**Exercise prompt**
Output all lines exactly.

Saved data entries:
== == ==
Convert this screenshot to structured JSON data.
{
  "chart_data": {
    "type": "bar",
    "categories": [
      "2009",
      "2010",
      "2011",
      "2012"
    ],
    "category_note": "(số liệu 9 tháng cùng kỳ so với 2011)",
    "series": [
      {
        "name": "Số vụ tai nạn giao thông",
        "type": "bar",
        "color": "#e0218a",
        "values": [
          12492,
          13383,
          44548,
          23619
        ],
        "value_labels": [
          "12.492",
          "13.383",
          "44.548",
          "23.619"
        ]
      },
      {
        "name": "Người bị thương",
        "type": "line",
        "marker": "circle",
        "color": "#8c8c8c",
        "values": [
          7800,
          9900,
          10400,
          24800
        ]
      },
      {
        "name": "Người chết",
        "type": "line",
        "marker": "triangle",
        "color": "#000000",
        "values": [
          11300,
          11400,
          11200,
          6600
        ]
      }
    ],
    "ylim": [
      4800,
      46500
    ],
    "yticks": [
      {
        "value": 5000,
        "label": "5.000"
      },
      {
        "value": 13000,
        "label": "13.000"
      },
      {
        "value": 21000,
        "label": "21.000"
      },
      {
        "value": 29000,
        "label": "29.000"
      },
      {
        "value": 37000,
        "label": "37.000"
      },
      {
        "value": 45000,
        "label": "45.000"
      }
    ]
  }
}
== == ==
**Response to this task**
Convert this screenshot to structured JSON data.
{
  "chart_data": {
    "type": "bar",
    "categories": [
      "2009",
      "2010",
      "2011",
      "2012"
    ],
    "category_note": "(số liệu 9 tháng cùng kỳ so với 2011)",
    "series": [
      {
        "name": "Số vụ tai nạn giao thông",
        "type": "bar",
        "color": "#e0218a",
        "values": [
          12492,
          13383,
          44548,
          23619
        ],
        "value_labels": [
          "12.492",
          "13.383",
          "44.548",
          "23.619"
        ]
      },
      {
        "name": "Người bị thương",
        "type": "line",
        "marker": "circle",
        "color": "#8c8c8c",
        "values": [
          7800,
          9900,
          10400,
          24800
        ]
      },
      {
        "name": "Người chết",
        "type": "line",
        "marker": "triangle",
        "color": "#000000",
        "values": [
          11300,
          11400,
          11200,
          6600
        ]
      }
    ],
    "ylim": [
      4800,
      46500
    ],
    "yticks": [
      {
        "value": 5000,
        "label": "5.000"
      },
      {
        "value": 13000,
        "label": "13.000"
      },
      {
        "value": 21000,
        "label": "21.000"
      },
      {
        "value": 29000,
        "label": "29.000"
      },
      {
        "value": 37000,
        "label": "37.000"
      },
      {
        "value": 45000,
        "label": "45.000"
      }
    ]
  }
}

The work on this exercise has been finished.